**Directions:** Pull every line with the word "Monthly" out of the entries below.

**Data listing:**

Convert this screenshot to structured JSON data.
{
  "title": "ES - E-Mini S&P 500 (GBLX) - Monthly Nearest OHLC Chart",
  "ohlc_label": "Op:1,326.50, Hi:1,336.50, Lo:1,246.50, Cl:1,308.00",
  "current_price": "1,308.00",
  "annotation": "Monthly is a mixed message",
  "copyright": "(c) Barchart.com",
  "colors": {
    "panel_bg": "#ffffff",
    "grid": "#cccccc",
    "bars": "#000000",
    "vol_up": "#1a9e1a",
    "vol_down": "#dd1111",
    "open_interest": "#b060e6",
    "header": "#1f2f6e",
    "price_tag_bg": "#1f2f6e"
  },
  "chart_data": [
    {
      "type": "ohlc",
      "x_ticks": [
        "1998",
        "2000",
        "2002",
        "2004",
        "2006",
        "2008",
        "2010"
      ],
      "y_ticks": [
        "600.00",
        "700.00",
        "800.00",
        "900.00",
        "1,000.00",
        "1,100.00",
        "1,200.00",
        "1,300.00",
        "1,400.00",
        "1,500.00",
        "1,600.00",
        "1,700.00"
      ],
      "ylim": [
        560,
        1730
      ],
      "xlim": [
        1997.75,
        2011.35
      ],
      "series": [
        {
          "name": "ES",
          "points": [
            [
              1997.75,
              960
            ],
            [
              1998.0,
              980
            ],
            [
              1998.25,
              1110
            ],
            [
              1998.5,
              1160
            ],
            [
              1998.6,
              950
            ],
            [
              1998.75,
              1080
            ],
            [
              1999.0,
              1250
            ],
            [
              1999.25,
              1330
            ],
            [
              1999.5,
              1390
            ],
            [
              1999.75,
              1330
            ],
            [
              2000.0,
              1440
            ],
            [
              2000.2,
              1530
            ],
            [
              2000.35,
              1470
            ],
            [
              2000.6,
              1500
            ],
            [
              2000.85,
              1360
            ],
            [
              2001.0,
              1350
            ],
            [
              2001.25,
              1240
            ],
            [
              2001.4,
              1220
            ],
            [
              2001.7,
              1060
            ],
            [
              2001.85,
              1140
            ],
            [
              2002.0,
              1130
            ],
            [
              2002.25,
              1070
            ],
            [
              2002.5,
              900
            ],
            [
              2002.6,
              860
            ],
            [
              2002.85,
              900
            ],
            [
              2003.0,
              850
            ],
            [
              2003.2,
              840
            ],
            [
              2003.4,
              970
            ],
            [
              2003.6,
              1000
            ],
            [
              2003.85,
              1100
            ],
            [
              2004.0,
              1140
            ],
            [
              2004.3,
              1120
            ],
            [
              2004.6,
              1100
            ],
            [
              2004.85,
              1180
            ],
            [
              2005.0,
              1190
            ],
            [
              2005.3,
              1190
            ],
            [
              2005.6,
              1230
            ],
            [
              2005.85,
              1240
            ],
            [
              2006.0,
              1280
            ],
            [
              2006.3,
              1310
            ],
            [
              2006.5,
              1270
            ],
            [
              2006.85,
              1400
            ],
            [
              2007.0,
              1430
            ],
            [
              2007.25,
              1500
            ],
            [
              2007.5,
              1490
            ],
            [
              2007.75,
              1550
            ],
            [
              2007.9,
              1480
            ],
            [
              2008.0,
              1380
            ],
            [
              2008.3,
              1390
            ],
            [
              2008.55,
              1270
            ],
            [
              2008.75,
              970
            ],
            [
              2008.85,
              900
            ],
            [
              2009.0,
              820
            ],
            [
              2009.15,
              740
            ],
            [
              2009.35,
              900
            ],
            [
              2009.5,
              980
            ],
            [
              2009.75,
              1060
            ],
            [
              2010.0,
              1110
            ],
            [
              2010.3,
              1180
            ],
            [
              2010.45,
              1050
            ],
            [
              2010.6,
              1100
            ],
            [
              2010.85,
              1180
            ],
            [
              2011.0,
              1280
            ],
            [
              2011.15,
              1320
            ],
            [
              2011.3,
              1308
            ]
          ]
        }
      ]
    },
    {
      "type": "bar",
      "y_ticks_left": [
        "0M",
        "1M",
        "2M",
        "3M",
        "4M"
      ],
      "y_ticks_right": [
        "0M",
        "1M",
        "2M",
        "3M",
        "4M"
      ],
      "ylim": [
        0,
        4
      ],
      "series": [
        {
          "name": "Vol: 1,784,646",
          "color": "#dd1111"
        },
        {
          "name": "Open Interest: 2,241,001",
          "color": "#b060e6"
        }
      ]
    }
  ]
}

**In response:**
  "title": "ES - E-Mini S&P 500 (GBLX) - Monthly Nearest OHLC Chart",
  "annotation": "Monthly is a mixed message",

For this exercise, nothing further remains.